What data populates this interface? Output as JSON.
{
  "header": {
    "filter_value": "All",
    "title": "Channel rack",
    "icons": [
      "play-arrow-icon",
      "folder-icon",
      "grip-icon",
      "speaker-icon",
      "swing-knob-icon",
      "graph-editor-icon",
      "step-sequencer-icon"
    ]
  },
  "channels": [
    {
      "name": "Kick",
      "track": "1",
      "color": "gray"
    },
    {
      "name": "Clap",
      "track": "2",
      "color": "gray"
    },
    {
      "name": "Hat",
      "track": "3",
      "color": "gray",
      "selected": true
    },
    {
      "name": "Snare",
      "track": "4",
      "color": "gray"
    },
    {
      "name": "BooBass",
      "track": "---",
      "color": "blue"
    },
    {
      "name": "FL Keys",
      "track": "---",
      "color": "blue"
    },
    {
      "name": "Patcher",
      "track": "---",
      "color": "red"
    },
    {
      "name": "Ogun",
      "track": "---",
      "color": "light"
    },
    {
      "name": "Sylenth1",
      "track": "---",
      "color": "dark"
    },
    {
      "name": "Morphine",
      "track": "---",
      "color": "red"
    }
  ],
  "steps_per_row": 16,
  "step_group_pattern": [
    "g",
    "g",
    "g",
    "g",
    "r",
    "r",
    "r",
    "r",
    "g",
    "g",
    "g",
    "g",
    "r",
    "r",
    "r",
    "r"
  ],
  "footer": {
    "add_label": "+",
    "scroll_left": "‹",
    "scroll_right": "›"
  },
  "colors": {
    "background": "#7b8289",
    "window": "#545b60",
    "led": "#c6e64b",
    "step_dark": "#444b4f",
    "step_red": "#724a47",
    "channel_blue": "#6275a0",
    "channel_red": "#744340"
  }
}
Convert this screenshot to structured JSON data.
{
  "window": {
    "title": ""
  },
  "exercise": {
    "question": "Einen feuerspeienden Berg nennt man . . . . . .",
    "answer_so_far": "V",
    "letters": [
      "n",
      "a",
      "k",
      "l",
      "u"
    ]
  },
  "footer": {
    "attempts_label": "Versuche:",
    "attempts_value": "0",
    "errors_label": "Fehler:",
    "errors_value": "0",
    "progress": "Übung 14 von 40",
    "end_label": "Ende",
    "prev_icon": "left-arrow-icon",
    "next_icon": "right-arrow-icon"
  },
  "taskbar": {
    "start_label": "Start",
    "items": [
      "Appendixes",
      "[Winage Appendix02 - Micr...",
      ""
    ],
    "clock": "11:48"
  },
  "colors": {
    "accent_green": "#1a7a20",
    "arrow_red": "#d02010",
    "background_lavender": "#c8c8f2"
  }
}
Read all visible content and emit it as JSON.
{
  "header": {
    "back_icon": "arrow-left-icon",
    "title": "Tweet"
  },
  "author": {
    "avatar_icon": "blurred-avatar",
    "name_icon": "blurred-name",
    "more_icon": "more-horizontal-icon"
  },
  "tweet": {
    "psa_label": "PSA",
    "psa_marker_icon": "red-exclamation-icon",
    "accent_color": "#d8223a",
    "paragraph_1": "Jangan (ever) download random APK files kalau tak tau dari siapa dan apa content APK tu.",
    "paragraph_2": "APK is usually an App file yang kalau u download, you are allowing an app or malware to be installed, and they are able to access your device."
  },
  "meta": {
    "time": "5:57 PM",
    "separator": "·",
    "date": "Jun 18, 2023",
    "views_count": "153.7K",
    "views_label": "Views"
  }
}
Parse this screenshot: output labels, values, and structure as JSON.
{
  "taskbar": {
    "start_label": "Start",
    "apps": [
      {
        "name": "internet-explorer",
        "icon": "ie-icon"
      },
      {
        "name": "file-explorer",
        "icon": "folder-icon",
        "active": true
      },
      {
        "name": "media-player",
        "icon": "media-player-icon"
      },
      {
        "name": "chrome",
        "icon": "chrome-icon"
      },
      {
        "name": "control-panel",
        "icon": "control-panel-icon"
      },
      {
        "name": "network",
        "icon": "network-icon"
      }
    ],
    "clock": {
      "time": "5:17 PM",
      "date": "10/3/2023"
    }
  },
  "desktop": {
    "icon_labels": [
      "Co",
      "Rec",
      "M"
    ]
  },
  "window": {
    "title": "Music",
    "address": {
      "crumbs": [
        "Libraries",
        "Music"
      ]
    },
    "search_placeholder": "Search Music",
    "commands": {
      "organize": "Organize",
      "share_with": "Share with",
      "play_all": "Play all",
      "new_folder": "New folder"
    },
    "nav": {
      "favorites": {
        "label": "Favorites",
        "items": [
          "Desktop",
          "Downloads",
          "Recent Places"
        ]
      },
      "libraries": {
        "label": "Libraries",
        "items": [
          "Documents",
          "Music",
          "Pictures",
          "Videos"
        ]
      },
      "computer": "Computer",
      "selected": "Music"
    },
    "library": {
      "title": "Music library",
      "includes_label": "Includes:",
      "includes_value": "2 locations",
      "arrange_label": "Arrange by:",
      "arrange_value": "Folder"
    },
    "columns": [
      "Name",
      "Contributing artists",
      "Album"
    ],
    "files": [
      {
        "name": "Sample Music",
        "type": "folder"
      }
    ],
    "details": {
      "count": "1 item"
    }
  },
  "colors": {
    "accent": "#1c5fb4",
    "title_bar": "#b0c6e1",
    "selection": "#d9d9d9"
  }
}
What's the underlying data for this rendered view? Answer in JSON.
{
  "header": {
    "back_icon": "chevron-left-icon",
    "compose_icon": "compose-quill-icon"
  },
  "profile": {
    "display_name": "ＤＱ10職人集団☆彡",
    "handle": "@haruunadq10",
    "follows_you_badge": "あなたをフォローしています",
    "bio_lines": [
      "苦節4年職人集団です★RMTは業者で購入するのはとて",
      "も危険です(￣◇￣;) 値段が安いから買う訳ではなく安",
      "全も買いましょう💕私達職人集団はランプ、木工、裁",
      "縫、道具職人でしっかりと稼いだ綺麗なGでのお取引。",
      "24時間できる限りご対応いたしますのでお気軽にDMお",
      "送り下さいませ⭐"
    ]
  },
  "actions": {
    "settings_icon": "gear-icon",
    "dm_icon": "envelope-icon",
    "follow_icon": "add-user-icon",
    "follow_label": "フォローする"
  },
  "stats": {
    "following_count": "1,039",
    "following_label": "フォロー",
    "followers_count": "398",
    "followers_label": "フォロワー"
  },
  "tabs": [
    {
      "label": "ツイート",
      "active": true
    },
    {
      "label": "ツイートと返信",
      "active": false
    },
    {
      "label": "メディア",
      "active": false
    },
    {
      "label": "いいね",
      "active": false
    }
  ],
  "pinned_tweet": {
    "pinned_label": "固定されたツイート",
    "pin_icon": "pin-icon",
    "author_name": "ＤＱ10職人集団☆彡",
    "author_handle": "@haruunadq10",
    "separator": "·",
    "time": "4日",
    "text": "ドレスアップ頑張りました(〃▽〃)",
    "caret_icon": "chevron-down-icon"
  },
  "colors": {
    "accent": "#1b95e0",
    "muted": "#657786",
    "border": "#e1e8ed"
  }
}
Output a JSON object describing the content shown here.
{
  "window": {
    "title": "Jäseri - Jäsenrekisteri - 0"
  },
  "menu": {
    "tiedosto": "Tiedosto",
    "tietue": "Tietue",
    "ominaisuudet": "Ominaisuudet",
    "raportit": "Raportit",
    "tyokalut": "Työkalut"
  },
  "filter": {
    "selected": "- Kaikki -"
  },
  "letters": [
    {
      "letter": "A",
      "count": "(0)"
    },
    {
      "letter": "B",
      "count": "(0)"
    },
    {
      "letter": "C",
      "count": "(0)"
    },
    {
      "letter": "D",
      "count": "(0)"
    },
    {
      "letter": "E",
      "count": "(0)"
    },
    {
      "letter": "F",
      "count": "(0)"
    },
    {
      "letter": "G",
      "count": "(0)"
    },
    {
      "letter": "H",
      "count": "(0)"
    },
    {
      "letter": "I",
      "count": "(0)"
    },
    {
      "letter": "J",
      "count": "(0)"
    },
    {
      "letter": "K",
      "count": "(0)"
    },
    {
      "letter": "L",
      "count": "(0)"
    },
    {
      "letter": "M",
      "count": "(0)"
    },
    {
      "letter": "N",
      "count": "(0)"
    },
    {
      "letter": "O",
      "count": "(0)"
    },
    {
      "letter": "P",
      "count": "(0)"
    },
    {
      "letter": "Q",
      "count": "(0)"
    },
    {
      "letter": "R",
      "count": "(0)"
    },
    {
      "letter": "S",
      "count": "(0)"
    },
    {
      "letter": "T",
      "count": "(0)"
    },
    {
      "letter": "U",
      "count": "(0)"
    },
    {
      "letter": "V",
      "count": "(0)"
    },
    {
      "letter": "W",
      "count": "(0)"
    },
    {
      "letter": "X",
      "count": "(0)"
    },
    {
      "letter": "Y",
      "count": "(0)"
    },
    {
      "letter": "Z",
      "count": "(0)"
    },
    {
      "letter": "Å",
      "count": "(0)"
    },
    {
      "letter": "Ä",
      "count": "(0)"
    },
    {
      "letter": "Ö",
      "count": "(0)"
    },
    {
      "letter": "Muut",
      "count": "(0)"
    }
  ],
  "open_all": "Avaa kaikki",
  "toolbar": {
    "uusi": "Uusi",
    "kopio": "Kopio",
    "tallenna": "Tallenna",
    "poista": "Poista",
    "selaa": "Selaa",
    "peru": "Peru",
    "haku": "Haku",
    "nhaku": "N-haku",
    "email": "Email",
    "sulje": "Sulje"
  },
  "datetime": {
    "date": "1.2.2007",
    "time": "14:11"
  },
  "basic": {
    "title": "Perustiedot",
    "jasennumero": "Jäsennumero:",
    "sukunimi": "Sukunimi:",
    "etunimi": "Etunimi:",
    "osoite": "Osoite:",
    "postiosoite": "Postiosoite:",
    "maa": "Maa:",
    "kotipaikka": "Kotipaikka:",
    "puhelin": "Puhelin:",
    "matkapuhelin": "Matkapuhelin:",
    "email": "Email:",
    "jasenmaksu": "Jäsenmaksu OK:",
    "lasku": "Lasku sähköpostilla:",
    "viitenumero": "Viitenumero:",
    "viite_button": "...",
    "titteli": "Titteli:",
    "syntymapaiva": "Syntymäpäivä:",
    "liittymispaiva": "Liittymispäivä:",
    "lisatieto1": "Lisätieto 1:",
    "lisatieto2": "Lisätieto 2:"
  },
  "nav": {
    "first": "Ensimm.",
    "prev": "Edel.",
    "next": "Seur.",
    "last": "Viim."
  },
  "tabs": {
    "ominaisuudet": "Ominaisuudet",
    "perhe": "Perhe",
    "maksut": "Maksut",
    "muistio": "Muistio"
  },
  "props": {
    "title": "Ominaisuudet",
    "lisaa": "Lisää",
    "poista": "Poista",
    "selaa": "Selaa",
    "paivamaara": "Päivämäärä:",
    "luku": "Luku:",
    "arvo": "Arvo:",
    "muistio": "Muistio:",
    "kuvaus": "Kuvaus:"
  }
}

_ _ _ _

Written exercise: Copy all lines from the data that hold the word "explorer".

Full solution:
        "name": "internet-explorer",
        "name": "file-explorer",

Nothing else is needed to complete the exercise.